--- begin Supplied material ---

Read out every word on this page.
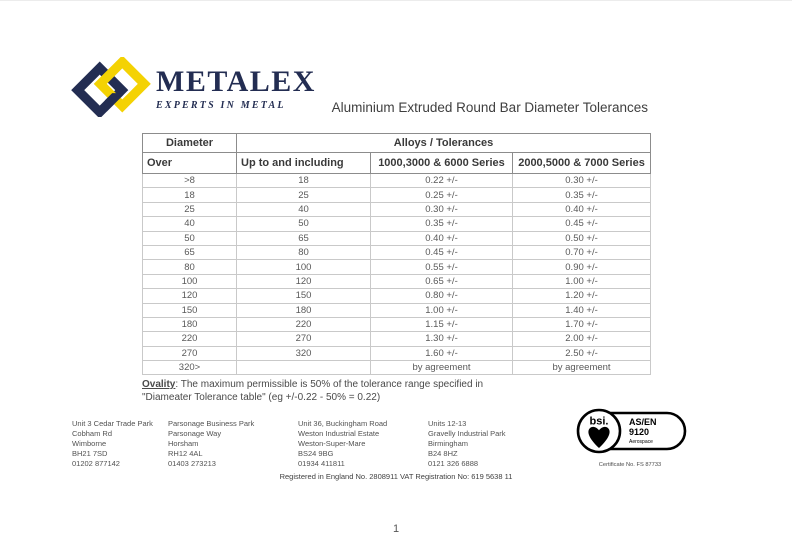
METALEX
EXPERTS IN METAL	Aluminium Extruded Round Bar Diameter Tolerances
Diameter	Alloys / Tolerances		
Over	Up to and including	1000,3000 & 6000 Series	2000,5000 & 7000 Series
>8	18	0.22 +/-	0.30 +/-
18	25	0.25 +/-	0.35 +/-
25	40	0.30 +/-	0.40 +/-
40	50	0.35 +/-	0.45 +/-
50	65	0.40 +/-	0.50 +/-
65	80	0.45 +/-	0.70 +/-
80	100	0.55 +/-	0.90 +/-
100	120	0.65 +/-	1.00 +/-
120	150	0.80 +/-	1.20 +/-
150	180	1.00 +/-	1.40 +/-
180	220	1.15 +/-	1.70 +/-
220	270	1.30 +/-	2.00 +/-
270	320	1.60 +/-	2.50 +/-
320>		by agreement	by agreement
Ovality: The maximum permissible is 50% of the tolerance range specified in
"Diameater Tolerance table" (eg +/-0.22 - 50% = 0.22)
Unit 3 Cedar Trade Park
Cobham Rd
Wimborne
BH21 7SD
01202 877142
Parsonage Business Park
Parsonage Way
Horsham
RH12 4AL
01403 273213
Unit 36, Buckingham Road
Weston Industrial Estate
Weston-Super-Mare
BS24 9BG
01934 411811
Units 12-13
Gravelly Industrial Park
Birmingham
B24 8HZ
0121 326 6888
Registered in England No. 2808911 VAT Registration No: 619 5638 11
bsi. AS/EN
9120
Aerospace
Certificate No. FS 87733
1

--- end Supplied material ---

*What needs to be done*:
Report the number of lines in the listing above that include the word "Park", and nothing else.

*Exercise result*:
3